== ABOUT THIS EXERCISE ==
Below is a listing to write out in full, exactly as given, without its pictures.

== STUDY MATERIAL ==
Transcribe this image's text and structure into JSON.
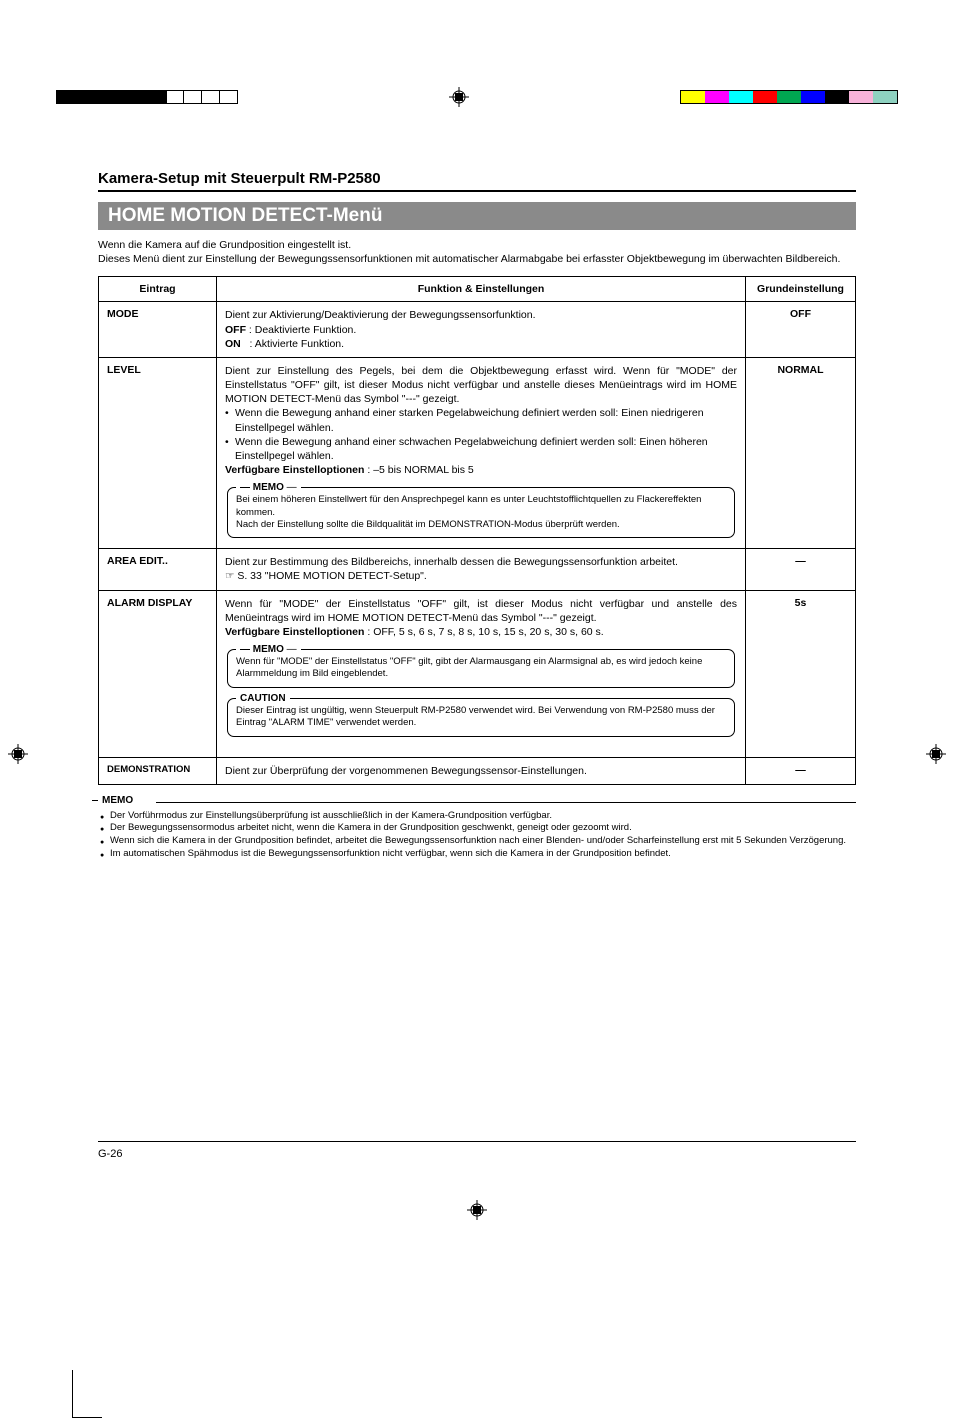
{
  "reg_colors_right": [
    "#ffff00",
    "#ff00ff",
    "#00ffff",
    "#ff0000",
    "#00a651",
    "#0000ff",
    "#000000",
    "#f7b2d9",
    "#8ed1c0"
  ],
  "kicker": "Kamera-Setup mit Steuerpult RM-P2580",
  "menu_title": "HOME MOTION DETECT-Menü",
  "intro_line1": "Wenn die Kamera auf die Grundposition eingestellt ist.",
  "intro_line2": "Dieses Menü dient zur Einstellung der Bewegungssensorfunktionen mit automatischer Alarmabgabe bei erfasster Objektbewegung im überwachten Bildbereich.",
  "headers": {
    "c0": "Eintrag",
    "c1": "Funktion & Einstellungen",
    "c2": "Grundeinstellung"
  },
  "rows": {
    "mode": {
      "label": "MODE",
      "desc_line1": "Dient zur Aktivierung/Deaktivierung der Bewegungssensorfunktion.",
      "off_label": "OFF",
      "off_text": ": Deaktivierte Funktion.",
      "on_label": "ON",
      "on_text": ": Aktivierte Funktion.",
      "default": "OFF"
    },
    "level": {
      "label": "LEVEL",
      "p1": "Dient zur Einstellung des Pegels, bei dem die Objektbewegung erfasst wird. Wenn für \"MODE\" der Einstellstatus \"OFF\" gilt, ist dieser Modus nicht verfügbar und anstelle dieses Menüeintrags  wird im HOME MOTION DETECT-Menü das Symbol \"---\" gezeigt.",
      "b1": "Wenn die Bewegung anhand einer starken Pegelabweichung definiert werden soll: Einen niedrigeren Einstellpegel wählen.",
      "b2": "Wenn die Bewegung anhand einer schwachen Pegelabweichung definiert werden soll: Einen höheren Einstellpegel wählen.",
      "opts_label": "Verfügbare Einstelloptionen",
      "opts_text": " : –5 bis NORMAL bis 5",
      "memo_label": "MEMO",
      "memo_l1": "Bei einem höheren Einstellwert für den Ansprechpegel kann es unter Leuchtstofflichtquellen zu Flackereffekten kommen.",
      "memo_l2": "Nach der Einstellung sollte die Bildqualität im DEMONSTRATION-Modus überprüft werden.",
      "default": "NORMAL"
    },
    "area": {
      "label": "AREA EDIT..",
      "p1": "Dient zur Bestimmung des Bildbereichs, innerhalb dessen die Bewegungssensorfunktion arbeitet.",
      "ref": "☞ S. 33 \"HOME MOTION DETECT-Setup\".",
      "default": "—"
    },
    "alarm": {
      "label": "ALARM DISPLAY",
      "p1": "Wenn für \"MODE\" der Einstellstatus \"OFF\" gilt, ist dieser Modus nicht verfügbar und anstelle des Menüeintrags  wird im HOME MOTION DETECT-Menü das Symbol \"---\" gezeigt.",
      "opts_label": "Verfügbare Einstelloptionen",
      "opts_text": "  : OFF, 5 s, 6 s, 7 s, 8 s, 10 s, 15 s, 20 s, 30 s, 60 s.",
      "memo_label": "MEMO",
      "memo_l1": "Wenn für \"MODE\" der Einstellstatus \"OFF\" gilt, gibt der Alarmausgang ein Alarmsignal ab, es wird jedoch keine Alarmmeldung im Bild eingeblendet.",
      "caution_label": "CAUTION",
      "caution_l1": "Dieser Eintrag ist ungültig, wenn Steuerpult RM-P2580 verwendet wird. Bei Verwendung von RM-P2580 muss der Eintrag \"ALARM TIME\" verwendet werden.",
      "default": "5s"
    },
    "demo": {
      "label": "DEMONSTRATION",
      "p1": "Dient zur Überprüfung der vorgenommenen Bewegungssensor-Einstellungen.",
      "default": "—"
    }
  },
  "open_memo": {
    "label": "MEMO",
    "items": [
      "Der Vorführmodus zur Einstellungsüberprüfung ist ausschließlich in der Kamera-Grundposition verfügbar.",
      "Der Bewegungssensormodus arbeitet nicht, wenn die Kamera in der Grundposition geschwenkt, geneigt oder gezoomt wird.",
      "Wenn sich die Kamera in der Grundposition befindet, arbeitet die Bewegungssensorfunktion nach einer Blenden- und/oder Scharfeinstellung erst mit 5 Sekunden Verzögerung.",
      "Im automatischen Spähmodus ist die Bewegungssensorfunktion nicht verfügbar, wenn sich die Kamera in der Grundposition befindet."
    ]
  },
  "page_num": "G-26"
}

== FINISHED EXERCISE ==
Transcribe this image's text and structure into JSON.
{
  "reg_colors_right": [
    "#ffff00",
    "#ff00ff",
    "#00ffff",
    "#ff0000",
    "#00a651",
    "#0000ff",
    "#000000",
    "#f7b2d9",
    "#8ed1c0"
  ],
  "kicker": "Kamera-Setup mit Steuerpult RM-P2580",
  "menu_title": "HOME MOTION DETECT-Menü",
  "intro_line1": "Wenn die Kamera auf die Grundposition eingestellt ist.",
  "intro_line2": "Dieses Menü dient zur Einstellung der Bewegungssensorfunktionen mit automatischer Alarmabgabe bei erfasster Objektbewegung im überwachten Bildbereich.",
  "headers": {
    "c0": "Eintrag",
    "c1": "Funktion & Einstellungen",
    "c2": "Grundeinstellung"
  },
  "rows": {
    "mode": {
      "label": "MODE",
      "desc_line1": "Dient zur Aktivierung/Deaktivierung der Bewegungssensorfunktion.",
      "off_label": "OFF",
      "off_text": ": Deaktivierte Funktion.",
      "on_label": "ON",
      "on_text": ": Aktivierte Funktion.",
      "default": "OFF"
    },
    "level": {
      "label": "LEVEL",
      "p1": "Dient zur Einstellung des Pegels, bei dem die Objektbewegung erfasst wird. Wenn für \"MODE\" der Einstellstatus \"OFF\" gilt, ist dieser Modus nicht verfügbar und anstelle dieses Menüeintrags  wird im HOME MOTION DETECT-Menü das Symbol \"---\" gezeigt.",
      "b1": "Wenn die Bewegung anhand einer starken Pegelabweichung definiert werden soll: Einen niedrigeren Einstellpegel wählen.",
      "b2": "Wenn die Bewegung anhand einer schwachen Pegelabweichung definiert werden soll: Einen höheren Einstellpegel wählen.",
      "opts_label": "Verfügbare Einstelloptionen",
      "opts_text": " : –5 bis NORMAL bis 5",
      "memo_label": "MEMO",
      "memo_l1": "Bei einem höheren Einstellwert für den Ansprechpegel kann es unter Leuchtstofflichtquellen zu Flackereffekten kommen.",
      "memo_l2": "Nach der Einstellung sollte die Bildqualität im DEMONSTRATION-Modus überprüft werden.",
      "default": "NORMAL"
    },
    "area": {
      "label": "AREA EDIT..",
      "p1": "Dient zur Bestimmung des Bildbereichs, innerhalb dessen die Bewegungssensorfunktion arbeitet.",
      "ref": "☞ S. 33 \"HOME MOTION DETECT-Setup\".",
      "default": "—"
    },
    "alarm": {
      "label": "ALARM DISPLAY",
      "p1": "Wenn für \"MODE\" der Einstellstatus \"OFF\" gilt, ist dieser Modus nicht verfügbar und anstelle des Menüeintrags  wird im HOME MOTION DETECT-Menü das Symbol \"---\" gezeigt.",
      "opts_label": "Verfügbare Einstelloptionen",
      "opts_text": "  : OFF, 5 s, 6 s, 7 s, 8 s, 10 s, 15 s, 20 s, 30 s, 60 s.",
      "memo_label": "MEMO",
      "memo_l1": "Wenn für \"MODE\" der Einstellstatus \"OFF\" gilt, gibt der Alarmausgang ein Alarmsignal ab, es wird jedoch keine Alarmmeldung im Bild eingeblendet.",
      "caution_label": "CAUTION",
      "caution_l1": "Dieser Eintrag ist ungültig, wenn Steuerpult RM-P2580 verwendet wird. Bei Verwendung von RM-P2580 muss der Eintrag \"ALARM TIME\" verwendet werden.",
      "default": "5s"
    },
    "demo": {
      "label": "DEMONSTRATION",
      "p1": "Dient zur Überprüfung der vorgenommenen Bewegungssensor-Einstellungen.",
      "default": "—"
    }
  },
  "open_memo": {
    "label": "MEMO",
    "items": [
      "Der Vorführmodus zur Einstellungsüberprüfung ist ausschließlich in der Kamera-Grundposition verfügbar.",
      "Der Bewegungssensormodus arbeitet nicht, wenn die Kamera in der Grundposition geschwenkt, geneigt oder gezoomt wird.",
      "Wenn sich die Kamera in der Grundposition befindet, arbeitet die Bewegungssensorfunktion nach einer Blenden- und/oder Scharfeinstellung erst mit 5 Sekunden Verzögerung.",
      "Im automatischen Spähmodus ist die Bewegungssensorfunktion nicht verfügbar, wenn sich die Kamera in der Grundposition befindet."
    ]
  },
  "page_num": "G-26"
}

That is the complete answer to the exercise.